## WORK REQUIRED
In the entries below, how many lines contain "cells"? Answer with the number and nothing else.

--- EXTRACTED MATERIAL ---

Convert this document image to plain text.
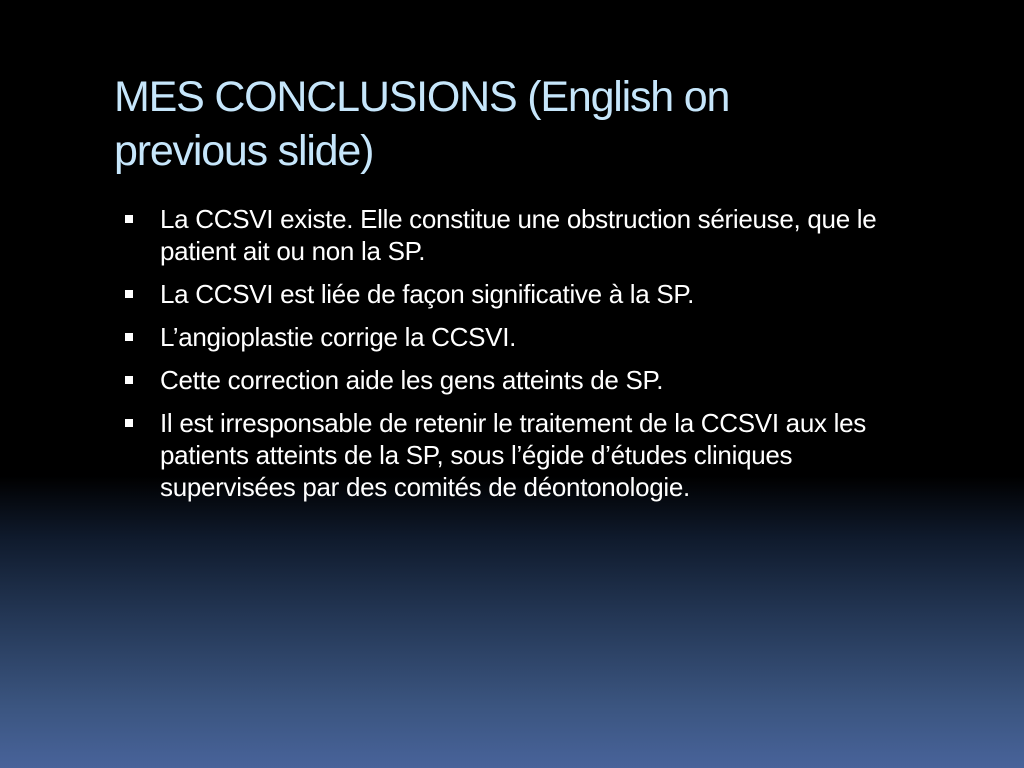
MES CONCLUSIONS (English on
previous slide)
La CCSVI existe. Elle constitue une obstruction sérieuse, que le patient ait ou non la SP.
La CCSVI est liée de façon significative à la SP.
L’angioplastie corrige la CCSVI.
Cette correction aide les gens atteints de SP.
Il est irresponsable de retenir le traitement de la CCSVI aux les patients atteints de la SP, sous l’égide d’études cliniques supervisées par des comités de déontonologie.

---
--- EXTRACTED MATERIAL ---

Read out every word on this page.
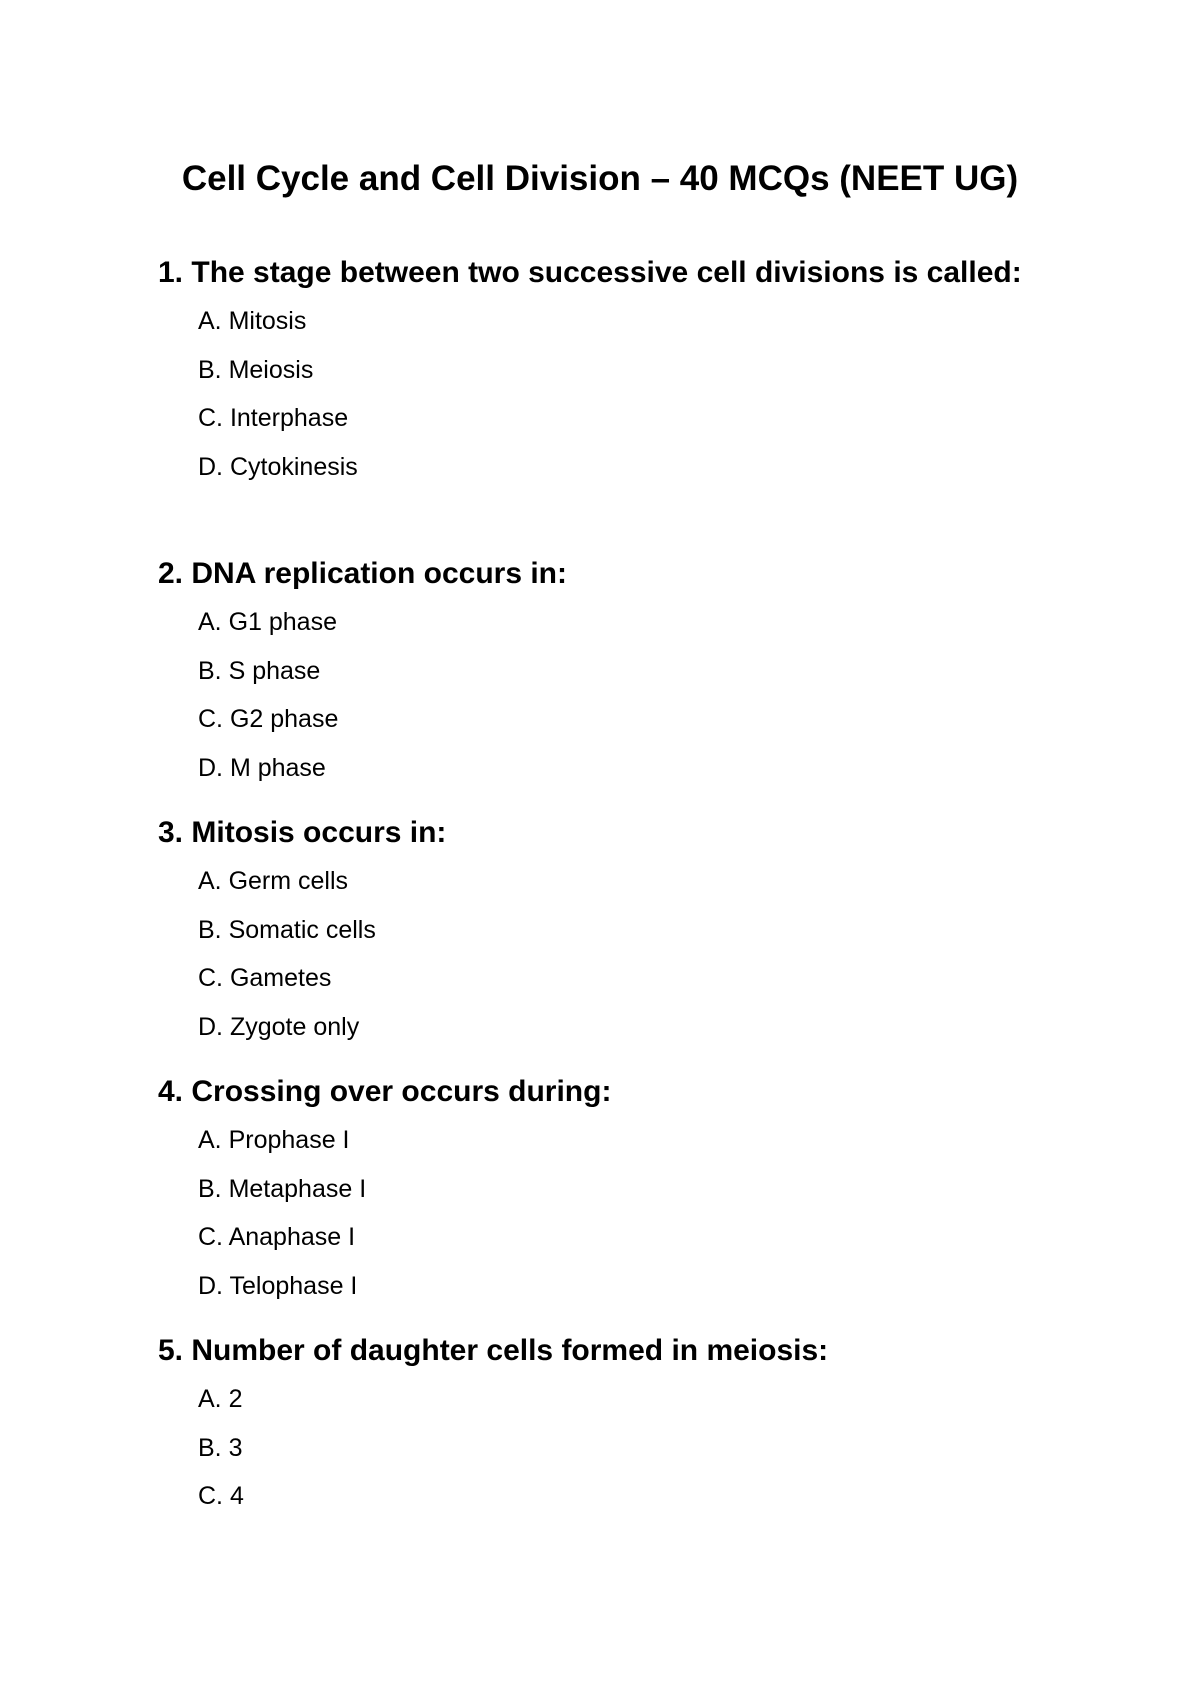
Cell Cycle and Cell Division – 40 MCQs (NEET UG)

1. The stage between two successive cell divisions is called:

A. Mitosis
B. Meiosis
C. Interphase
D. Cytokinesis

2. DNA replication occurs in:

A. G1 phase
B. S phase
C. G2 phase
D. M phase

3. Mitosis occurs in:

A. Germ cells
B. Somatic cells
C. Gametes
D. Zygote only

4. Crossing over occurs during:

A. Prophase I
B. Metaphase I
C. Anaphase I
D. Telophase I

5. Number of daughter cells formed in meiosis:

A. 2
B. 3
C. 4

---

## TASK RESULT
3